Some records:
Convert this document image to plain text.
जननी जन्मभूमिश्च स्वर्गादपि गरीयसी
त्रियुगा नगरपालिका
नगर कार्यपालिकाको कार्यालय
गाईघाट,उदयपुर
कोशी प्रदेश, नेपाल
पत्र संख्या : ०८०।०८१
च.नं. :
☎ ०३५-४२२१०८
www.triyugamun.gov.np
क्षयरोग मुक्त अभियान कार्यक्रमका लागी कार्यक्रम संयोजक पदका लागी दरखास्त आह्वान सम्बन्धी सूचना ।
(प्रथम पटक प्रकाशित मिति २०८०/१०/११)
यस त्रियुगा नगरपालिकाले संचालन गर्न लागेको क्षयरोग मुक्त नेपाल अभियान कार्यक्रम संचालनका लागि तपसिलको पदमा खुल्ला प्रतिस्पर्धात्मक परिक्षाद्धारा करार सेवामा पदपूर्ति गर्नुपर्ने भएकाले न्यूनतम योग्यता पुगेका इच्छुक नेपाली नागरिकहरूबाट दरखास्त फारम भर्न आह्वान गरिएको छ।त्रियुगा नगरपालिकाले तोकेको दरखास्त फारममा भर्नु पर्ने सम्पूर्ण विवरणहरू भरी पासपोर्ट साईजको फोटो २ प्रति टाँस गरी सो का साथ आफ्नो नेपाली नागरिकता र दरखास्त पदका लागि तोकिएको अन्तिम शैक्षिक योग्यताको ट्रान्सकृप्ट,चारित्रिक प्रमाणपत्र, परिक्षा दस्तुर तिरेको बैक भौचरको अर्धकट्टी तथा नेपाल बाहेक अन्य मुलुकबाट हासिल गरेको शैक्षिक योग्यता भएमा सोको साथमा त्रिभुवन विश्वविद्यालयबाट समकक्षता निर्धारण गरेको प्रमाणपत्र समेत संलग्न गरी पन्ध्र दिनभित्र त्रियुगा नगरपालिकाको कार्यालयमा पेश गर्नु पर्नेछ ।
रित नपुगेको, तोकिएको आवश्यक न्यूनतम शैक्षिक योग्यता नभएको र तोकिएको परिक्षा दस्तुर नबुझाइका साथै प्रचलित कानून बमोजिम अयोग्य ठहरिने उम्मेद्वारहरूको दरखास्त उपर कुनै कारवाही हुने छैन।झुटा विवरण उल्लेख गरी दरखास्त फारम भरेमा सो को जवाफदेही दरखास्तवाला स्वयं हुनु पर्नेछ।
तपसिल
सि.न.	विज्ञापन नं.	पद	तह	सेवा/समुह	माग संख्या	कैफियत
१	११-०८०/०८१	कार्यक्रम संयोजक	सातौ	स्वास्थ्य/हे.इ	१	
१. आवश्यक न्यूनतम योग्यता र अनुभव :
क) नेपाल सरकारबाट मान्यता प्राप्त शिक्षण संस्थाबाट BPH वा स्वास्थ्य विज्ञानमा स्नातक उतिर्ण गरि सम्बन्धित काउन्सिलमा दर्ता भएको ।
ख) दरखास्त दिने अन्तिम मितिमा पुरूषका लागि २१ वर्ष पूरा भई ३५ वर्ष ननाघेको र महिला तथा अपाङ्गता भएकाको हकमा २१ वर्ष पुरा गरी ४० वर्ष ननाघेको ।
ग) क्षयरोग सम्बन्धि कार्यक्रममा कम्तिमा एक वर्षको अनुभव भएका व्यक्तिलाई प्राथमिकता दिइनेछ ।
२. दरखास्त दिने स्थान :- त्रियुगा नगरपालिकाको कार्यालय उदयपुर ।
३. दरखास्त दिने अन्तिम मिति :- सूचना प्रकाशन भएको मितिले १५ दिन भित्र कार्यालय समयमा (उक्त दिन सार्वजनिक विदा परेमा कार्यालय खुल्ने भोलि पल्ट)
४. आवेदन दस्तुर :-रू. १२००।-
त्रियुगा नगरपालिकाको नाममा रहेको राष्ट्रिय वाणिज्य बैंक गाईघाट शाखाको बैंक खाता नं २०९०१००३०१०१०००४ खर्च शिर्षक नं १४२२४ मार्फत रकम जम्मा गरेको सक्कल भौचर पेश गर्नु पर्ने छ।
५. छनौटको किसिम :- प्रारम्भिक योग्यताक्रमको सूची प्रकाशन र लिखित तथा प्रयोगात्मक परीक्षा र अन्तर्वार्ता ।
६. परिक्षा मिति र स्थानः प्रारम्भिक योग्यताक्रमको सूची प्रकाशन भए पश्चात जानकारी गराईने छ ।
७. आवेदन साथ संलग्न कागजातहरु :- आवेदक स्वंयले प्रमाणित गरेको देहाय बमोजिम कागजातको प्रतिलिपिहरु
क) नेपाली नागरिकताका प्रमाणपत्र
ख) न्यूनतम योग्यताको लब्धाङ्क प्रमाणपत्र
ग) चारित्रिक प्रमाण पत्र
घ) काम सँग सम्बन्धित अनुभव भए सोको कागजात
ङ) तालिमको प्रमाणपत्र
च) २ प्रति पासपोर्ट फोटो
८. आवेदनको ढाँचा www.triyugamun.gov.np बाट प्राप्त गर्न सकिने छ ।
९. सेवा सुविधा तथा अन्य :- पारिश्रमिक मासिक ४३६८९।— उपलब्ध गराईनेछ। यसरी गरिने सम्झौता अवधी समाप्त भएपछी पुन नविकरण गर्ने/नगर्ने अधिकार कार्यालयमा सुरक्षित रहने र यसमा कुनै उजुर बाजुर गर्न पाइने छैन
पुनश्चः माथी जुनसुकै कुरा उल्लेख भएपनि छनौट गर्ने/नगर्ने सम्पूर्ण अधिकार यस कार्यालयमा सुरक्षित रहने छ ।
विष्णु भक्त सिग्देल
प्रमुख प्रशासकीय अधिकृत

• [Work required] Check all the records above and select each line where the string "उदयप" is found.

• [Exercise response]
गाईघाट,उदयपुर
२. दरखास्त दिने स्थान :- त्रियुगा नगरपालिकाको कार्यालय उदयपुर ।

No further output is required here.